Dataset records
(begin)

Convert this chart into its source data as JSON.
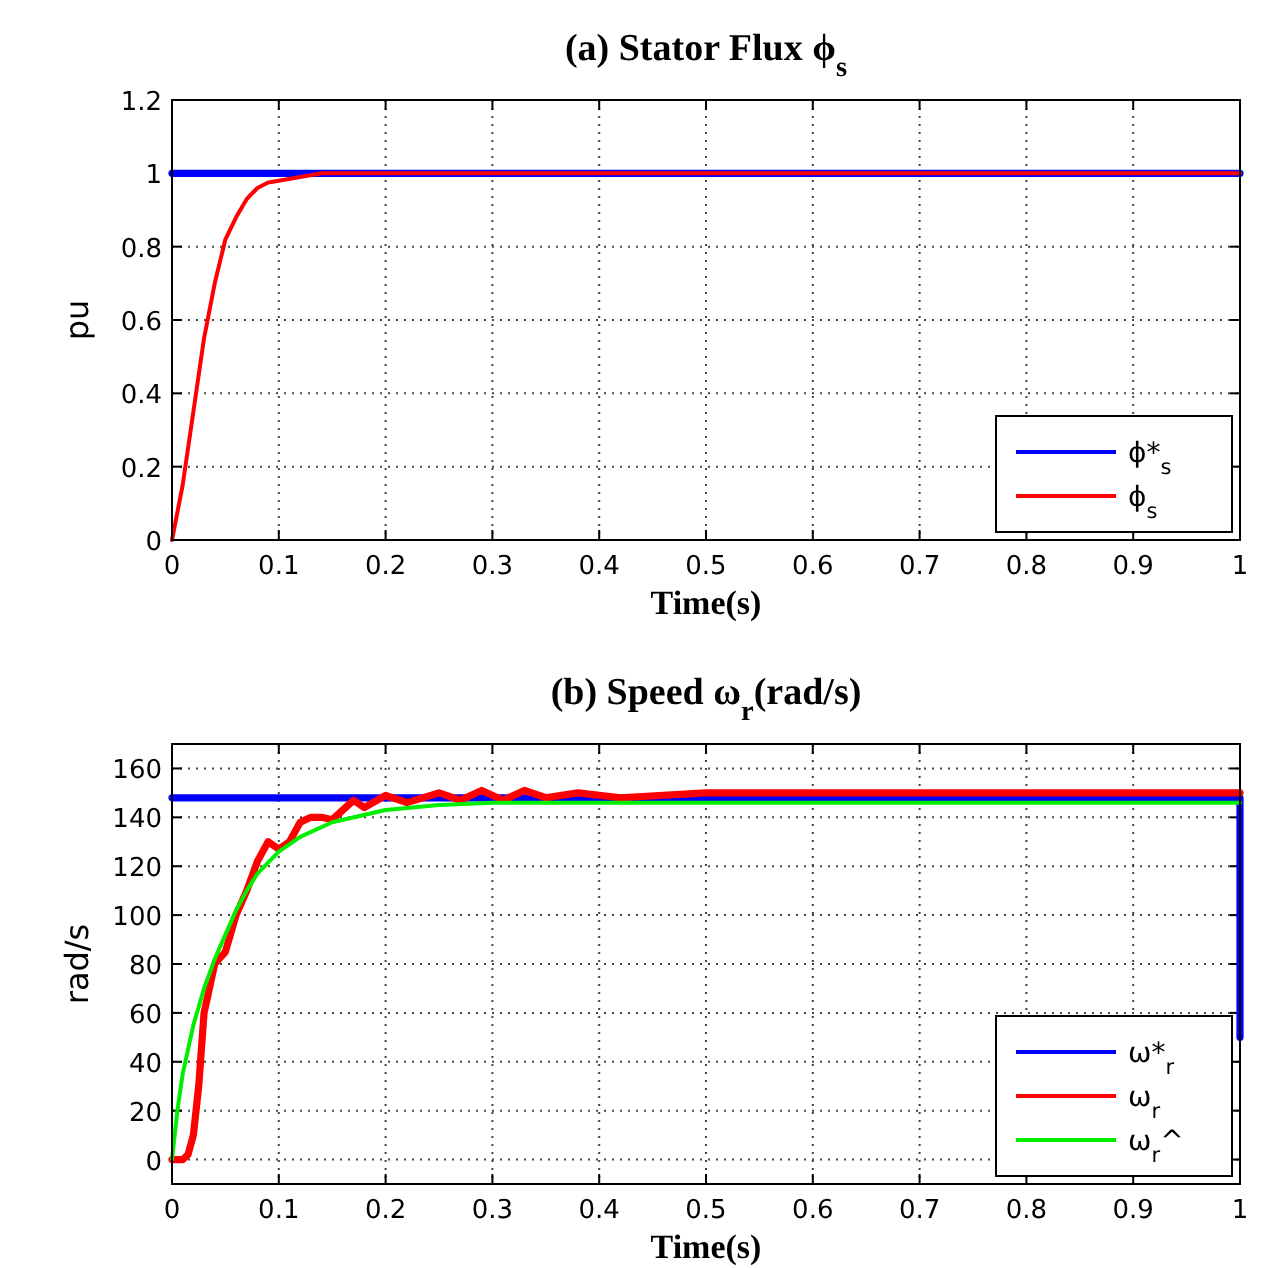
{
  "chart_data": [
    {
      "type": "line",
      "title": "(a) Stator Flux ϕ$_{s}$",
      "xlabel": "Time(s)",
      "ylabel": "pu",
      "xlim": [
        0,
        1
      ],
      "xticks": [
        0,
        0.1,
        0.2,
        0.3,
        0.4,
        0.5,
        0.6,
        0.7,
        0.8,
        0.9,
        1
      ],
      "ylim": [
        0,
        1.2
      ],
      "yticks": [
        0,
        0.2,
        0.4,
        0.6,
        0.8,
        1,
        1.2
      ],
      "grid": true,
      "legend": "bottom right",
      "line_style": "solid",
      "series": [
        {
          "name": "ϕ*$_{s}$",
          "color": "#0000ff",
          "x": [
            0,
            1
          ],
          "values": [
            1,
            1
          ]
        },
        {
          "name": "ϕ$_{s}$",
          "color": "#ff0000",
          "x": [
            0,
            0.01,
            0.02,
            0.03,
            0.04,
            0.05,
            0.06,
            0.07,
            0.08,
            0.09,
            0.1,
            0.12,
            0.14,
            1
          ],
          "values": [
            0,
            0.15,
            0.35,
            0.55,
            0.7,
            0.82,
            0.88,
            0.93,
            0.96,
            0.975,
            0.98,
            0.99,
            1,
            1
          ]
        }
      ]
    },
    {
      "type": "line",
      "title": "(b) Speed ω$_{r}$(rad/s)",
      "xlabel": "Time(s)",
      "ylabel": "rad/s",
      "xlim": [
        0,
        1
      ],
      "xticks": [
        0,
        0.1,
        0.2,
        0.3,
        0.4,
        0.5,
        0.6,
        0.7,
        0.8,
        0.9,
        1
      ],
      "ylim": [
        -10,
        170
      ],
      "yticks": [
        0,
        20,
        40,
        60,
        80,
        100,
        120,
        140,
        160
      ],
      "grid": true,
      "legend": "bottom right",
      "line_style": "solid",
      "series": [
        {
          "name": "ω*$_{r}$",
          "color": "#0000ff",
          "x": [
            0,
            1,
            1
          ],
          "values": [
            148,
            148,
            50
          ]
        },
        {
          "name": "ω$_{r}$",
          "color": "#ff0000",
          "x": [
            0,
            0.01,
            0.015,
            0.02,
            0.025,
            0.03,
            0.04,
            0.05,
            0.06,
            0.07,
            0.08,
            0.09,
            0.1,
            0.11,
            0.12,
            0.13,
            0.14,
            0.15,
            0.16,
            0.17,
            0.18,
            0.2,
            0.22,
            0.25,
            0.27,
            0.29,
            0.31,
            0.33,
            0.35,
            0.38,
            0.42,
            0.5,
            0.6,
            0.7,
            0.8,
            0.9,
            1
          ],
          "values": [
            0,
            0,
            2,
            10,
            30,
            60,
            80,
            85,
            100,
            110,
            122,
            130,
            127,
            130,
            138,
            140,
            140,
            139,
            143,
            147,
            144,
            149,
            146,
            150,
            147,
            151,
            147,
            151,
            148,
            150,
            148,
            150,
            150,
            150,
            150,
            150,
            150
          ]
        },
        {
          "name": "ω$_{r}$^",
          "color": "#00ee00",
          "x": [
            0,
            0.005,
            0.01,
            0.02,
            0.03,
            0.04,
            0.05,
            0.06,
            0.07,
            0.08,
            0.1,
            0.12,
            0.15,
            0.2,
            0.25,
            0.3,
            0.4,
            1
          ],
          "values": [
            0,
            20,
            35,
            55,
            70,
            82,
            92,
            102,
            110,
            117,
            126,
            132,
            138,
            143,
            145,
            146,
            146,
            146
          ]
        }
      ]
    }
  ]
}
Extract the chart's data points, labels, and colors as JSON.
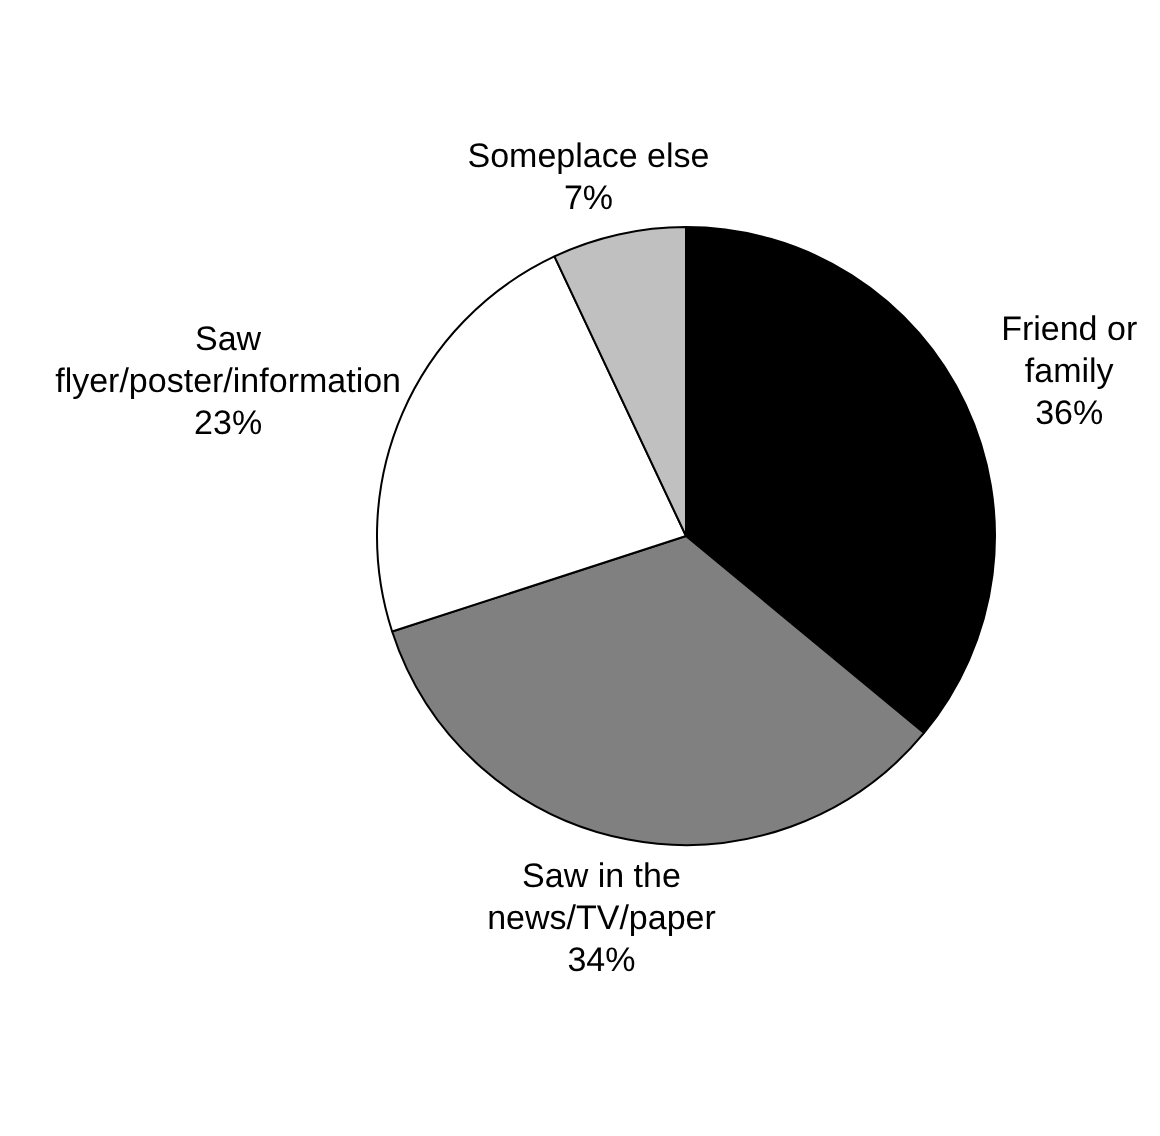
{
  "chart_data": {
    "type": "pie",
    "categories": [
      "Friend or family",
      "Saw in the news/TV/paper",
      "Saw flyer/poster/information",
      "Someplace else"
    ],
    "values": [
      36,
      34,
      23,
      7
    ],
    "value_labels": [
      "36%",
      "34%",
      "23%",
      "7%"
    ],
    "colors": [
      "#000000",
      "#808080",
      "#ffffff",
      "#c0c0c0"
    ]
  }
}
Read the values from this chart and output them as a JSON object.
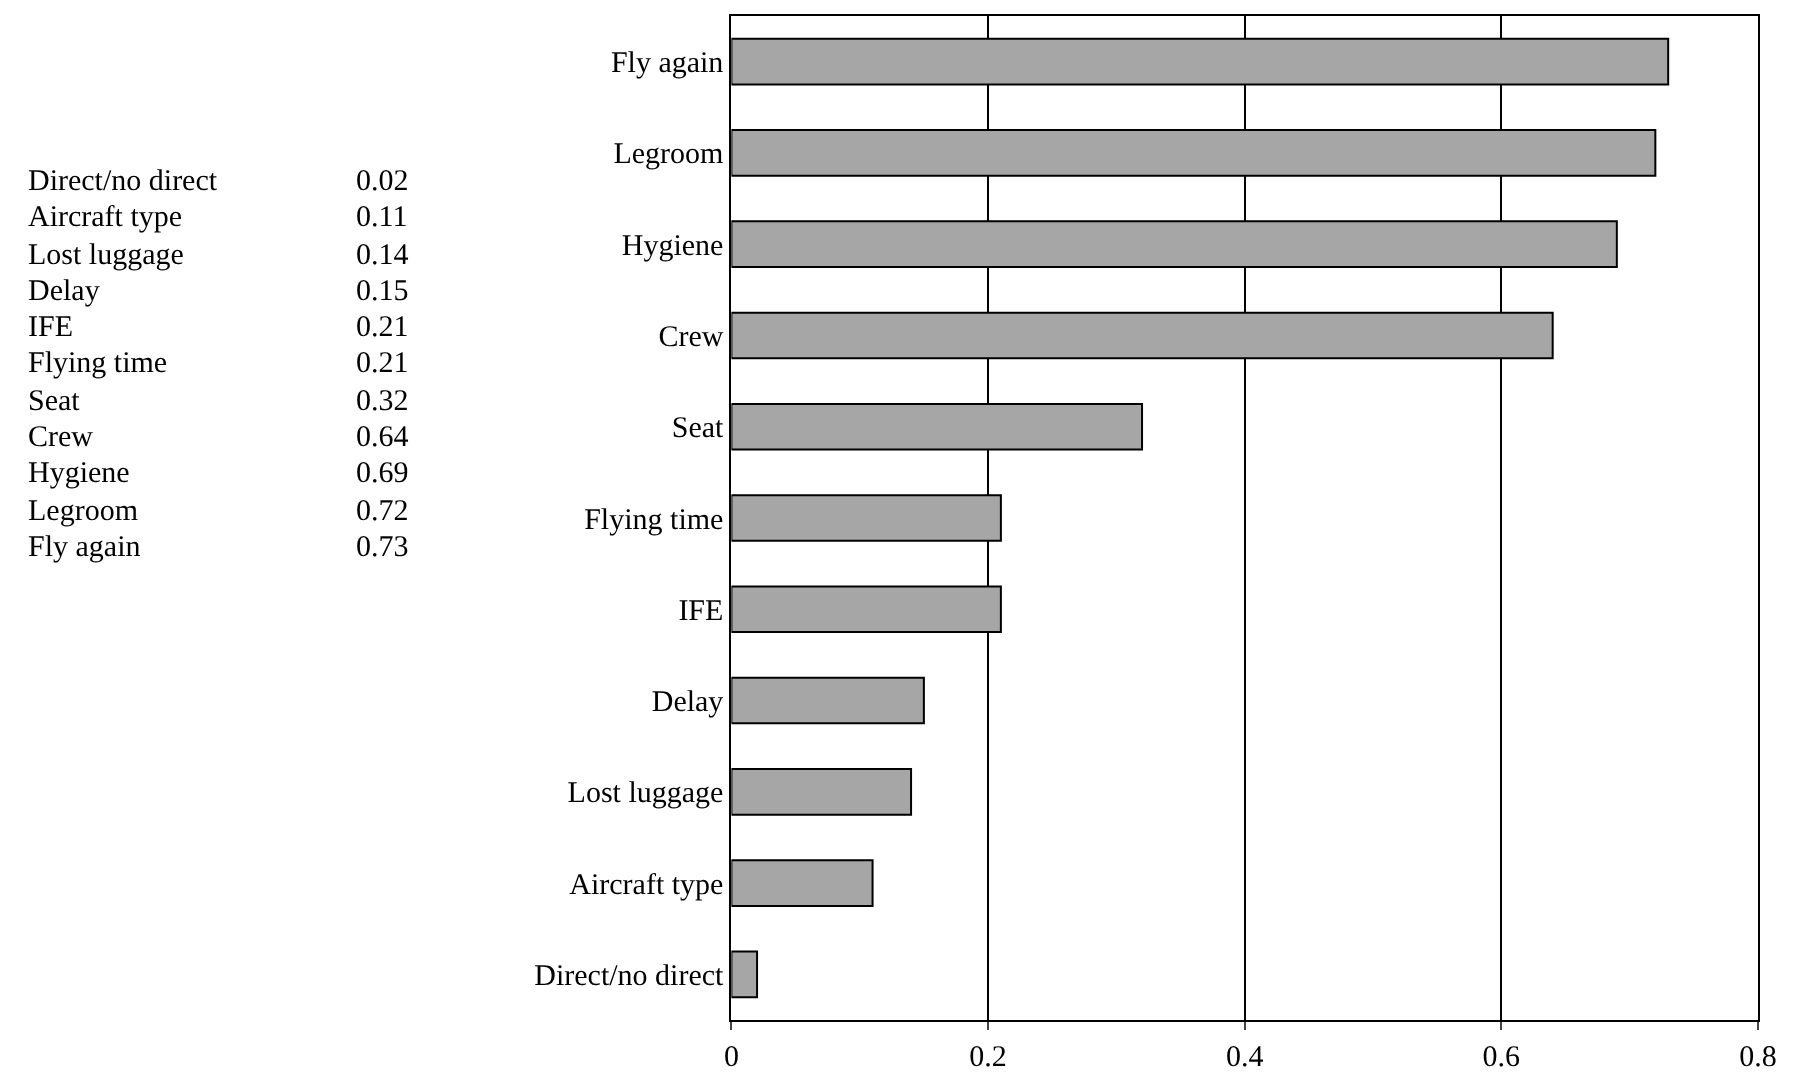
{
  "chart_data": [
    {
      "type": "other",
      "annotations": [
        "Direct/no direct",
        "0.02",
        "Aircraft type",
        "0.11",
        "Lost luggage",
        "0.14",
        "Delay",
        "0.15",
        "IFE",
        "0.21",
        "Flying time",
        "0.21",
        "Seat",
        "0.32",
        "Crew",
        "0.64",
        "Hygiene",
        "0.69",
        "Legroom",
        "0.72",
        "Fly again",
        "0.73"
      ]
    },
    {
      "type": "bar",
      "orientation": "horizontal",
      "categories": [
        "Fly again",
        "Legroom",
        "Hygiene",
        "Crew",
        "Seat",
        "Flying time",
        "IFE",
        "Delay",
        "Lost luggage",
        "Aircraft type",
        "Direct/no direct"
      ],
      "values": [
        0.73,
        0.72,
        0.69,
        0.64,
        0.32,
        0.21,
        0.21,
        0.15,
        0.14,
        0.11,
        0.02
      ],
      "color": "#a6a6a6",
      "xlim": [
        0,
        0.8
      ],
      "xticks": [
        0,
        0.2,
        0.4,
        0.6,
        0.8
      ],
      "grid": "x"
    }
  ]
}
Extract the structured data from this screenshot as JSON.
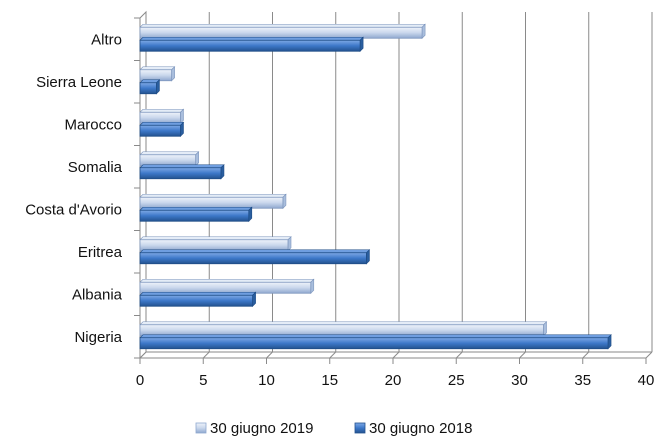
{
  "chart_data": {
    "type": "bar",
    "orientation": "horizontal",
    "style": "3d",
    "categories": [
      "Altro",
      "Sierra Leone",
      "Marocco",
      "Somalia",
      "Costa d'Avorio",
      "Eritrea",
      "Albania",
      "Nigeria"
    ],
    "series": [
      {
        "name": "30 giugno 2019",
        "values": [
          22.3,
          2.5,
          3.2,
          4.4,
          11.3,
          11.7,
          13.5,
          31.9
        ],
        "color": "#c9d7ec"
      },
      {
        "name": "30 giugno 2018",
        "values": [
          17.4,
          1.3,
          3.2,
          6.4,
          8.6,
          17.9,
          8.9,
          37.0
        ],
        "color": "#3d78c9"
      }
    ],
    "xlim": [
      0,
      40
    ],
    "xticks": [
      0,
      5,
      10,
      15,
      20,
      25,
      30,
      35,
      40
    ],
    "grid": "vertical",
    "legend_position": "bottom"
  }
}
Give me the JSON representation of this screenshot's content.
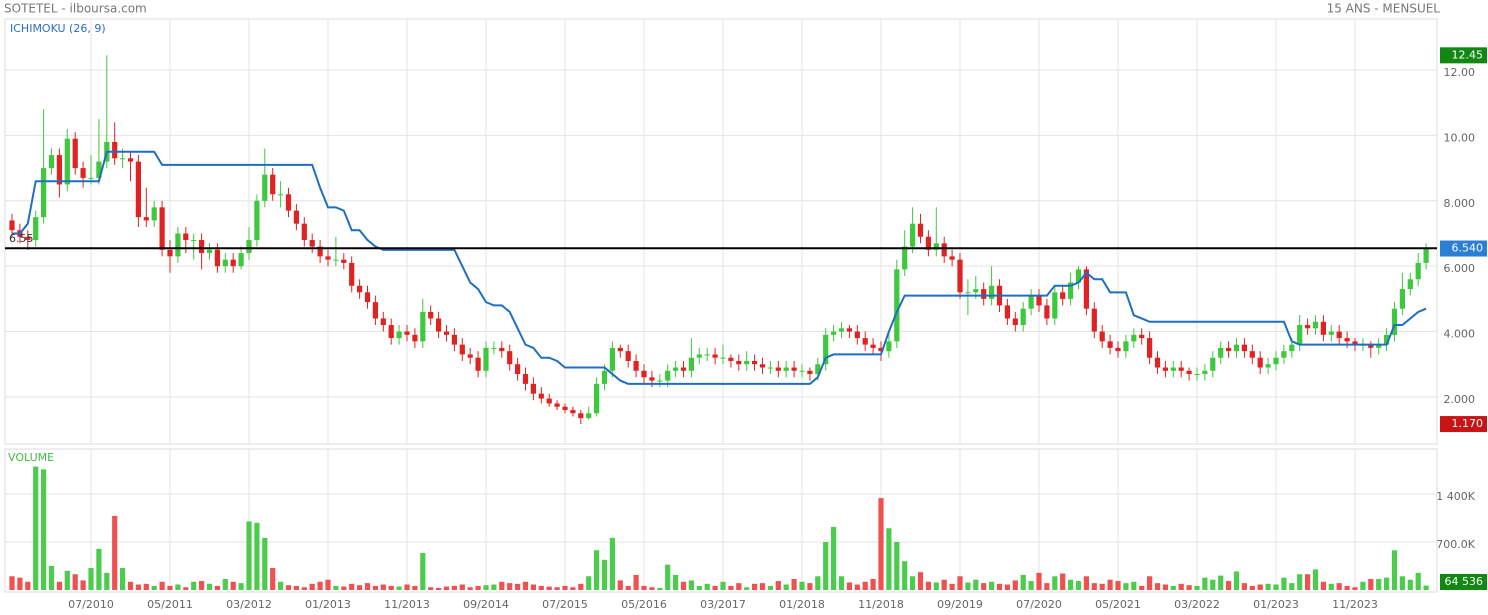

(end)

The problem
Gather up every line in the data above that contains the word "this", copying each one.

Exercise result
Convert this chart into its source data as JSON.
Read the values from this chart and output them as a JSON object.
Extract the structured data from this screenshot as JSON.
Give me the JSON representation of this screenshot's content.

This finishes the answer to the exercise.